(Dataset excerpts)
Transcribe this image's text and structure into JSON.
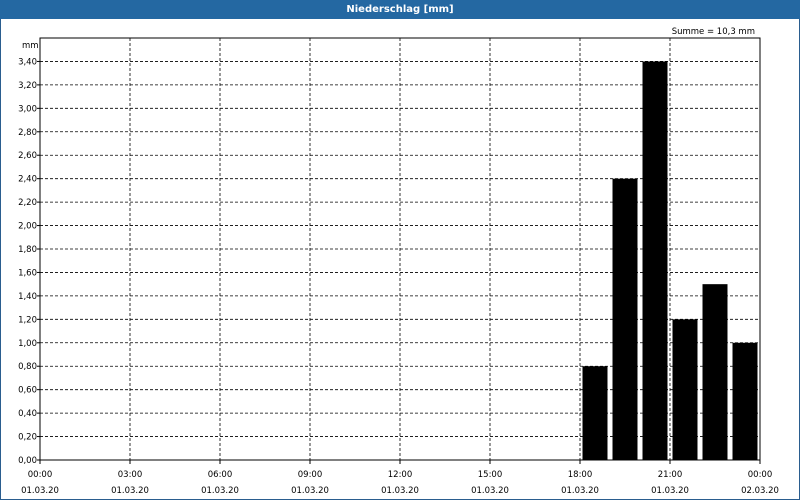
{
  "window": {
    "title": "Niederschlag [mm]"
  },
  "summary": {
    "text": "Summe = 10,3 mm"
  },
  "chart_data": {
    "type": "bar",
    "title": "Niederschlag [mm]",
    "ylabel": "mm",
    "xlabel": "",
    "ylim": [
      0,
      3.6
    ],
    "ytick_step": 0.2,
    "y_tick_labels": [
      "0,00",
      "0,20",
      "0,40",
      "0,60",
      "0,80",
      "1,00",
      "1,20",
      "1,40",
      "1,60",
      "1,80",
      "2,00",
      "2,20",
      "2,40",
      "2,60",
      "2,80",
      "3,00",
      "3,20",
      "3,40"
    ],
    "x_range_hours": [
      0,
      24
    ],
    "x_ticks": [
      {
        "time": "00:00",
        "date": "01.03.20"
      },
      {
        "time": "03:00",
        "date": "01.03.20"
      },
      {
        "time": "06:00",
        "date": "01.03.20"
      },
      {
        "time": "09:00",
        "date": "01.03.20"
      },
      {
        "time": "12:00",
        "date": "01.03.20"
      },
      {
        "time": "15:00",
        "date": "01.03.20"
      },
      {
        "time": "18:00",
        "date": "01.03.20"
      },
      {
        "time": "21:00",
        "date": "01.03.20"
      },
      {
        "time": "00:00",
        "date": "02.03.20"
      }
    ],
    "bar_hours": [
      18,
      19,
      20,
      21,
      22,
      23
    ],
    "values": [
      0.8,
      2.4,
      3.4,
      1.2,
      1.5,
      1.0
    ],
    "bar_color": "#000000",
    "grid": true,
    "total": "10,3 mm"
  }
}
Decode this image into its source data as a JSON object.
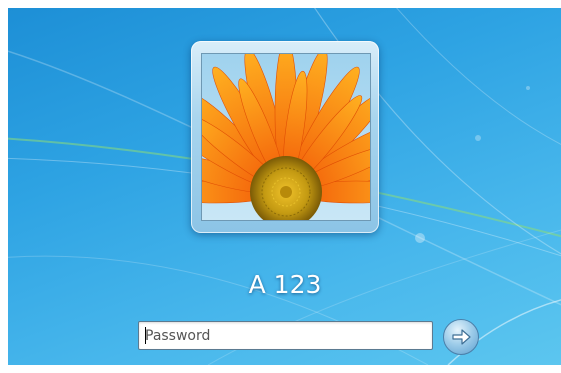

* WORK INSTRUCTIONS *
Reproduce each entry precisely. Leave the pictures out.

* RESPONSE TO THIS EXERCISE *
Transcribe this image's text and structure into JSON.
{
  "window": {
    "title": "Niederschlag [mm]"
  },
  "summary": {
    "text": "Summe = 10,3 mm"
  },
  "chart_data": {
    "type": "bar",
    "title": "Niederschlag [mm]",
    "ylabel": "mm",
    "xlabel": "",
    "ylim": [
      0,
      3.6
    ],
    "ytick_step": 0.2,
    "y_tick_labels": [
      "0,00",
      "0,20",
      "0,40",
      "0,60",
      "0,80",
      "1,00",
      "1,20",
      "1,40",
      "1,60",
      "1,80",
      "2,00",
      "2,20",
      "2,40",
      "2,60",
      "2,80",
      "3,00",
      "3,20",
      "3,40"
    ],
    "x_range_hours": [
      0,
      24
    ],
    "x_ticks": [
      {
        "time": "00:00",
        "date": "01.03.20"
      },
      {
        "time": "03:00",
        "date": "01.03.20"
      },
      {
        "time": "06:00",
        "date": "01.03.20"
      },
      {
        "time": "09:00",
        "date": "01.03.20"
      },
      {
        "time": "12:00",
        "date": "01.03.20"
      },
      {
        "time": "15:00",
        "date": "01.03.20"
      },
      {
        "time": "18:00",
        "date": "01.03.20"
      },
      {
        "time": "21:00",
        "date": "01.03.20"
      },
      {
        "time": "00:00",
        "date": "02.03.20"
      }
    ],
    "bar_hours": [
      18,
      19,
      20,
      21,
      22,
      23
    ],
    "values": [
      0.8,
      2.4,
      3.4,
      1.2,
      1.5,
      1.0
    ],
    "bar_color": "#000000",
    "grid": true,
    "total": "10,3 mm"
  }
}
Decode this image into its source data as a JSON object.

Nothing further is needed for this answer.